▸ **EXERCISE DETAILS**:
Write out all lines holding the word "Используя".
^^^^^^^^
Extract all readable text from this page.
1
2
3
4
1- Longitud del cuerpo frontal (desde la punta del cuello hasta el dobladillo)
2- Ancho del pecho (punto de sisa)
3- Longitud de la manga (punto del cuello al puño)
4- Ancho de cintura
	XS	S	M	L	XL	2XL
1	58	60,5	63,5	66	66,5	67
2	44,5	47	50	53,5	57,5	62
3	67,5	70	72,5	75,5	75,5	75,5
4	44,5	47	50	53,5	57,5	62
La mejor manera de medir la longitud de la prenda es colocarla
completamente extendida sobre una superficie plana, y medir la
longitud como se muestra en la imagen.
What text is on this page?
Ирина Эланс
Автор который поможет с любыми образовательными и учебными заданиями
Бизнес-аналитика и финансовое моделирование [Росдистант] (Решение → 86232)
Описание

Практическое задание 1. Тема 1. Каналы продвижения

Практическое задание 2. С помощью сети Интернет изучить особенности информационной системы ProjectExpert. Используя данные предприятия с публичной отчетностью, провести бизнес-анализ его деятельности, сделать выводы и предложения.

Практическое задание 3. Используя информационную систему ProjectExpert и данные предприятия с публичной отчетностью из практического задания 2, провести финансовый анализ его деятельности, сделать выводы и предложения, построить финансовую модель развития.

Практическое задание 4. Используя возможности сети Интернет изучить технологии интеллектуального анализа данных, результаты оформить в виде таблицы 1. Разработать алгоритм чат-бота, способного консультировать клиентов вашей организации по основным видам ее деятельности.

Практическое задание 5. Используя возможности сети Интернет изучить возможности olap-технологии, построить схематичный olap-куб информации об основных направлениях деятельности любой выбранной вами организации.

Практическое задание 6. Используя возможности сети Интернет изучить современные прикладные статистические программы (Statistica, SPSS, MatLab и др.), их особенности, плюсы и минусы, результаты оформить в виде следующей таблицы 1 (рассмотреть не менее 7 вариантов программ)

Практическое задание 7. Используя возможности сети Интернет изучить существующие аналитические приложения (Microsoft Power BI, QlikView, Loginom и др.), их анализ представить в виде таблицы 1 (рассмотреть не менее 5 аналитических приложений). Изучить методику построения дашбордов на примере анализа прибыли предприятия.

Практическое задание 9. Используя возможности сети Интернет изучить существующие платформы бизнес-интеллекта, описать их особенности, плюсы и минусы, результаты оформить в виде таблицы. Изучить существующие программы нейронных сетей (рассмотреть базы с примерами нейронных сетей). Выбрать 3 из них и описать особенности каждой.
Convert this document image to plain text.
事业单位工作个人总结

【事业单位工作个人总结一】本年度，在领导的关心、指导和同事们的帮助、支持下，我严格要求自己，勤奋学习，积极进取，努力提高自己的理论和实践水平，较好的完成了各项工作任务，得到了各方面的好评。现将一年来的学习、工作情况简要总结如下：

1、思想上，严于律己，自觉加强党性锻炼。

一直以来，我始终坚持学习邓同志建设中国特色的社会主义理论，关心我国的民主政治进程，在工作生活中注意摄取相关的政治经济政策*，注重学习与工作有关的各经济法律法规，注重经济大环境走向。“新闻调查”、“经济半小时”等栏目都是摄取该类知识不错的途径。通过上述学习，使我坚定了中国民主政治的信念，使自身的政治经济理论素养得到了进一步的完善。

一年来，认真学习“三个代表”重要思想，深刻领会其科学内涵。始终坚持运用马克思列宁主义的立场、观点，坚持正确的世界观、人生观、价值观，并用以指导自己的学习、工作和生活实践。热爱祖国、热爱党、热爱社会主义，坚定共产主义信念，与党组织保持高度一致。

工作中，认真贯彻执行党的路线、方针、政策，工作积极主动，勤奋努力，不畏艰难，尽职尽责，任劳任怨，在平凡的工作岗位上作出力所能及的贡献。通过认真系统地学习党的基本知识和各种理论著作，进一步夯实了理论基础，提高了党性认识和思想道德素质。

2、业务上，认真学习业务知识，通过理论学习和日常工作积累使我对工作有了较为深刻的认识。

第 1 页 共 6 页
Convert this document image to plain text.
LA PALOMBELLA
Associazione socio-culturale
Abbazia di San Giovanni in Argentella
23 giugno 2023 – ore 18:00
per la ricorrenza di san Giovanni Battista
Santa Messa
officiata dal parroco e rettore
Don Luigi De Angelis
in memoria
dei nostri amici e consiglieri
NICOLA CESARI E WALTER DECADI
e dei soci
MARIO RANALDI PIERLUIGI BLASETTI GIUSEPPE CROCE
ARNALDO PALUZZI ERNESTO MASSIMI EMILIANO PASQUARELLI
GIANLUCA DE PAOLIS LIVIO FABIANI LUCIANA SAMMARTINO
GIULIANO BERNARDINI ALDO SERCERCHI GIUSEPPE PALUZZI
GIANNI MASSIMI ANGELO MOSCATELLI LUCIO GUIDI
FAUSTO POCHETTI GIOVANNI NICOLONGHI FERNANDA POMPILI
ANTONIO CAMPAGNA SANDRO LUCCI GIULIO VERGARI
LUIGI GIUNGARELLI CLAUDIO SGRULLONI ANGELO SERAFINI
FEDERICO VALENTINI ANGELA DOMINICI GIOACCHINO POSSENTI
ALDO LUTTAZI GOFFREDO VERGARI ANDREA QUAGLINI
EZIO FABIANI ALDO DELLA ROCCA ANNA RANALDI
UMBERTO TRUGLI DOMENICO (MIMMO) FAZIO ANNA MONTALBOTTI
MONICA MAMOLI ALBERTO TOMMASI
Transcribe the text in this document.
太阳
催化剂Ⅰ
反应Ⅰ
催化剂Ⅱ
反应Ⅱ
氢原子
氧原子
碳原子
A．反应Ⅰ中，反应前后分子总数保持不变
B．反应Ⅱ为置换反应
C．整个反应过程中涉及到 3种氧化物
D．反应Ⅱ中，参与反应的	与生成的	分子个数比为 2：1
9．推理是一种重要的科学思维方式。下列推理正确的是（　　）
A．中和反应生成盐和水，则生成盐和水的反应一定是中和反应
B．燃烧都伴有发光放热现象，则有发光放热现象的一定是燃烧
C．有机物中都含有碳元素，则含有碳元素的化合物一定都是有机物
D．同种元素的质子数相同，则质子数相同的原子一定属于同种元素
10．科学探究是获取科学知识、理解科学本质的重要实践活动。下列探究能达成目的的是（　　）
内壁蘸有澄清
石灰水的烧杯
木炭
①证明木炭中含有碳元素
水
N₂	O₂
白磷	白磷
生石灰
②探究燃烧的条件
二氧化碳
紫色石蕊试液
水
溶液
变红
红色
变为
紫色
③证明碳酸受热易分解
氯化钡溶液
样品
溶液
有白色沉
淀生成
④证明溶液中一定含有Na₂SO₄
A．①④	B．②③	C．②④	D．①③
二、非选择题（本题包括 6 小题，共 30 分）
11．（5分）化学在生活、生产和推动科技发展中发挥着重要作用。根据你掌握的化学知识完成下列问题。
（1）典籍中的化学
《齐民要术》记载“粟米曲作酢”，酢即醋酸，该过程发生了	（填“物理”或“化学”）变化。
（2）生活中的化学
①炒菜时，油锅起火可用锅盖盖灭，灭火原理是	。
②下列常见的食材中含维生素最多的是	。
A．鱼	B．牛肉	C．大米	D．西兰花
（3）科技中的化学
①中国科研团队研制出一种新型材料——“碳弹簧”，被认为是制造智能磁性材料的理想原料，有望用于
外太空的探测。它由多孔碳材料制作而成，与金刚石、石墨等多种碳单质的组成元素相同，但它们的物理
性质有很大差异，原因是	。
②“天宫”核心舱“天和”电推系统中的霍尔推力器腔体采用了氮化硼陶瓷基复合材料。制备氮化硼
^^^^^^^^
▸ **RESPONSE TO THIS EXERCISE**:
Практическое задание 2. С помощью сети Интернет изучить особенности информационной системы ProjectExpert. Используя данные предприятия с публичной отчетностью, провести бизнес-анализ его деятельности, сделать выводы и предложения.
Практическое задание 3. Используя информационную систему ProjectExpert и данные предприятия с публичной отчетностью из практического задания 2, провести финансовый анализ его деятельности, сделать выводы и предложения, построить финансовую модель развития.
Практическое задание 4. Используя возможности сети Интернет изучить технологии интеллектуального анализа данных, результаты оформить в виде таблицы 1. Разработать алгоритм чат-бота, способного консультировать клиентов вашей организации по основным видам ее деятельности.
Практическое задание 5. Используя возможности сети Интернет изучить возможности olap-технологии, построить схематичный olap-куб информации об основных направлениях деятельности любой выбранной вами организации.
Практическое задание 6. Используя возможности сети Интернет изучить современные прикладные статистические программы (Statistica, SPSS, MatLab и др.), их особенности, плюсы и минусы, результаты оформить в виде следующей таблицы 1 (рассмотреть не менее 7 вариантов программ)
Практическое задание 7. Используя возможности сети Интернет изучить существующие аналитические приложения (Microsoft Power BI, QlikView, Loginom и др.), их анализ представить в виде таблицы 1 (рассмотреть не менее 5 аналитических приложений). Изучить методику построения дашбордов на примере анализа прибыли предприятия.
Практическое задание 9. Используя возможности сети Интернет изучить существующие платформы бизнес-интеллекта, описать их особенности, плюсы и минусы, результаты оформить в виде таблицы. Изучить существующие программы нейронных сетей (рассмотреть базы с примерами нейронных сетей). Выбрать 3 из них и описать особенности каждой.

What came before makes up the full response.